## What the task asks
Can you reproduce the data beneath, keeping every line exact?

>> begin Dataset rows

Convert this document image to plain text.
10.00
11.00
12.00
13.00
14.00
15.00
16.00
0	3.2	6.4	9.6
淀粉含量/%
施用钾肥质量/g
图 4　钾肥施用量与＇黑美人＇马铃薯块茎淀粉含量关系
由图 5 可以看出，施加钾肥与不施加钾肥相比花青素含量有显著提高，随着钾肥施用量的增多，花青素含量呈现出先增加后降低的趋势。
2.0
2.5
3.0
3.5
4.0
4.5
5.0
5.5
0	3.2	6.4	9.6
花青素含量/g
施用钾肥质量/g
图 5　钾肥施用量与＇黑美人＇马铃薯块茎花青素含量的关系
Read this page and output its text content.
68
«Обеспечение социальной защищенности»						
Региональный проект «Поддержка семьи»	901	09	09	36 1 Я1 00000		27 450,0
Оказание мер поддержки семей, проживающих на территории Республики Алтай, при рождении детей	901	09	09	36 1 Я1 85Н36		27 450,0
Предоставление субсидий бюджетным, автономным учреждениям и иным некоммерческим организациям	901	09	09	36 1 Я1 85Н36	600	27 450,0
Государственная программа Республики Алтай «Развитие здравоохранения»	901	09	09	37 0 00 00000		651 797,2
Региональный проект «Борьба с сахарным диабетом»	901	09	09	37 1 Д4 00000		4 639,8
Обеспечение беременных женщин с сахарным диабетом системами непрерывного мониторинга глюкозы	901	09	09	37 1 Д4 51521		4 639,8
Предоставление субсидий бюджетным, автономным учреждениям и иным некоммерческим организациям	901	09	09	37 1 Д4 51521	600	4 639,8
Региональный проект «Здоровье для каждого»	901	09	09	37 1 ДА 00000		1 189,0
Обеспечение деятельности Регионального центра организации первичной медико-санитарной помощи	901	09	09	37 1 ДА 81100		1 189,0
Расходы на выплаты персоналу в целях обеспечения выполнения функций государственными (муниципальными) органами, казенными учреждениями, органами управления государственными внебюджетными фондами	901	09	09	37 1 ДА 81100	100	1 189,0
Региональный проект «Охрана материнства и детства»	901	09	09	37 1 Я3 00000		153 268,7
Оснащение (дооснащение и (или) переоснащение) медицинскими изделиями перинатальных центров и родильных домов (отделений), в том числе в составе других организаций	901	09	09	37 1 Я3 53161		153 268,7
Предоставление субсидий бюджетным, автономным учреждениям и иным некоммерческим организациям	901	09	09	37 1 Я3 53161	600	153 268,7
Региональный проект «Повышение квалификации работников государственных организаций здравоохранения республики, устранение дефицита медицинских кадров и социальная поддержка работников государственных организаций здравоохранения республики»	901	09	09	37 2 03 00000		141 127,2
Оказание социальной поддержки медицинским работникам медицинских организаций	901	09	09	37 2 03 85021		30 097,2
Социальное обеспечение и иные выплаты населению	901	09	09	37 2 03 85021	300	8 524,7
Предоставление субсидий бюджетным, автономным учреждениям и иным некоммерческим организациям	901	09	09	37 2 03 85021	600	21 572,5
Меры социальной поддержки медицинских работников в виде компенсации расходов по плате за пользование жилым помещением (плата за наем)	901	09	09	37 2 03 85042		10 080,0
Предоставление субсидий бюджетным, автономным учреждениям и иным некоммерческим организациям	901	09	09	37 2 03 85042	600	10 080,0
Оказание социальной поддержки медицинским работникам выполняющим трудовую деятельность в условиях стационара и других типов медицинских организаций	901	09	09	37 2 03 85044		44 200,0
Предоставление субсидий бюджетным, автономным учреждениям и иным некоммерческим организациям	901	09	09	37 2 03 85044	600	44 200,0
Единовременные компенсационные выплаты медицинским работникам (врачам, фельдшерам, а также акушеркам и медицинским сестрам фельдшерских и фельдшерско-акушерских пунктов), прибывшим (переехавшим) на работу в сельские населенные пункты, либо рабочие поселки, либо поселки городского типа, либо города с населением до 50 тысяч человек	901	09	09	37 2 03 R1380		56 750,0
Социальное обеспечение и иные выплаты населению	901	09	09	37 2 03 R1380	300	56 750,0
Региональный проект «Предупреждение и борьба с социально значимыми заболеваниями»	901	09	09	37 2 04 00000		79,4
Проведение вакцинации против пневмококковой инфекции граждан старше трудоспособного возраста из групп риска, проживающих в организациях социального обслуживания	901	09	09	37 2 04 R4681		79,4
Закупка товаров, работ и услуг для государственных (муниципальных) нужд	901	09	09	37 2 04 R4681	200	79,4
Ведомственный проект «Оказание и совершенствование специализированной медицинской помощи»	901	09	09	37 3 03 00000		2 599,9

>> end Dataset rows

## Answer to this problem
Convert this document image to plain text.
10.00
11.00
12.00
13.00
14.00
15.00
16.00
0	3.2	6.4	9.6
淀粉含量/%
施用钾肥质量/g
图 4　钾肥施用量与＇黑美人＇马铃薯块茎淀粉含量关系
由图 5 可以看出，施加钾肥与不施加钾肥相比花青素含量有显著提高，随着钾肥施用量的增多，花青素含量呈现出先增加后降低的趋势。
2.0
2.5
3.0
3.5
4.0
4.5
5.0
5.5
0	3.2	6.4	9.6
花青素含量/g
施用钾肥质量/g
图 5　钾肥施用量与＇黑美人＇马铃薯块茎花青素含量的关系
Read this page and output its text content.
68
«Обеспечение социальной защищенности»						
Региональный проект «Поддержка семьи»	901	09	09	36 1 Я1 00000		27 450,0
Оказание мер поддержки семей, проживающих на территории Республики Алтай, при рождении детей	901	09	09	36 1 Я1 85Н36		27 450,0
Предоставление субсидий бюджетным, автономным учреждениям и иным некоммерческим организациям	901	09	09	36 1 Я1 85Н36	600	27 450,0
Государственная программа Республики Алтай «Развитие здравоохранения»	901	09	09	37 0 00 00000		651 797,2
Региональный проект «Борьба с сахарным диабетом»	901	09	09	37 1 Д4 00000		4 639,8
Обеспечение беременных женщин с сахарным диабетом системами непрерывного мониторинга глюкозы	901	09	09	37 1 Д4 51521		4 639,8
Предоставление субсидий бюджетным, автономным учреждениям и иным некоммерческим организациям	901	09	09	37 1 Д4 51521	600	4 639,8
Региональный проект «Здоровье для каждого»	901	09	09	37 1 ДА 00000		1 189,0
Обеспечение деятельности Регионального центра организации первичной медико-санитарной помощи	901	09	09	37 1 ДА 81100		1 189,0
Расходы на выплаты персоналу в целях обеспечения выполнения функций государственными (муниципальными) органами, казенными учреждениями, органами управления государственными внебюджетными фондами	901	09	09	37 1 ДА 81100	100	1 189,0
Региональный проект «Охрана материнства и детства»	901	09	09	37 1 Я3 00000		153 268,7
Оснащение (дооснащение и (или) переоснащение) медицинскими изделиями перинатальных центров и родильных домов (отделений), в том числе в составе других организаций	901	09	09	37 1 Я3 53161		153 268,7
Предоставление субсидий бюджетным, автономным учреждениям и иным некоммерческим организациям	901	09	09	37 1 Я3 53161	600	153 268,7
Региональный проект «Повышение квалификации работников государственных организаций здравоохранения республики, устранение дефицита медицинских кадров и социальная поддержка работников государственных организаций здравоохранения республики»	901	09	09	37 2 03 00000		141 127,2
Оказание социальной поддержки медицинским работникам медицинских организаций	901	09	09	37 2 03 85021		30 097,2
Социальное обеспечение и иные выплаты населению	901	09	09	37 2 03 85021	300	8 524,7
Предоставление субсидий бюджетным, автономным учреждениям и иным некоммерческим организациям	901	09	09	37 2 03 85021	600	21 572,5
Меры социальной поддержки медицинских работников в виде компенсации расходов по плате за пользование жилым помещением (плата за наем)	901	09	09	37 2 03 85042		10 080,0
Предоставление субсидий бюджетным, автономным учреждениям и иным некоммерческим организациям	901	09	09	37 2 03 85042	600	10 080,0
Оказание социальной поддержки медицинским работникам выполняющим трудовую деятельность в условиях стационара и других типов медицинских организаций	901	09	09	37 2 03 85044		44 200,0
Предоставление субсидий бюджетным, автономным учреждениям и иным некоммерческим организациям	901	09	09	37 2 03 85044	600	44 200,0
Единовременные компенсационные выплаты медицинским работникам (врачам, фельдшерам, а также акушеркам и медицинским сестрам фельдшерских и фельдшерско-акушерских пунктов), прибывшим (переехавшим) на работу в сельские населенные пункты, либо рабочие поселки, либо поселки городского типа, либо города с населением до 50 тысяч человек	901	09	09	37 2 03 R1380		56 750,0
Социальное обеспечение и иные выплаты населению	901	09	09	37 2 03 R1380	300	56 750,0
Региональный проект «Предупреждение и борьба с социально значимыми заболеваниями»	901	09	09	37 2 04 00000		79,4
Проведение вакцинации против пневмококковой инфекции граждан старше трудоспособного возраста из групп риска, проживающих в организациях социального обслуживания	901	09	09	37 2 04 R4681		79,4
Закупка товаров, работ и услуг для государственных (муниципальных) нужд	901	09	09	37 2 04 R4681	200	79,4
Ведомственный проект «Оказание и совершенствование специализированной медицинской помощи»	901	09	09	37 3 03 00000		2 599,9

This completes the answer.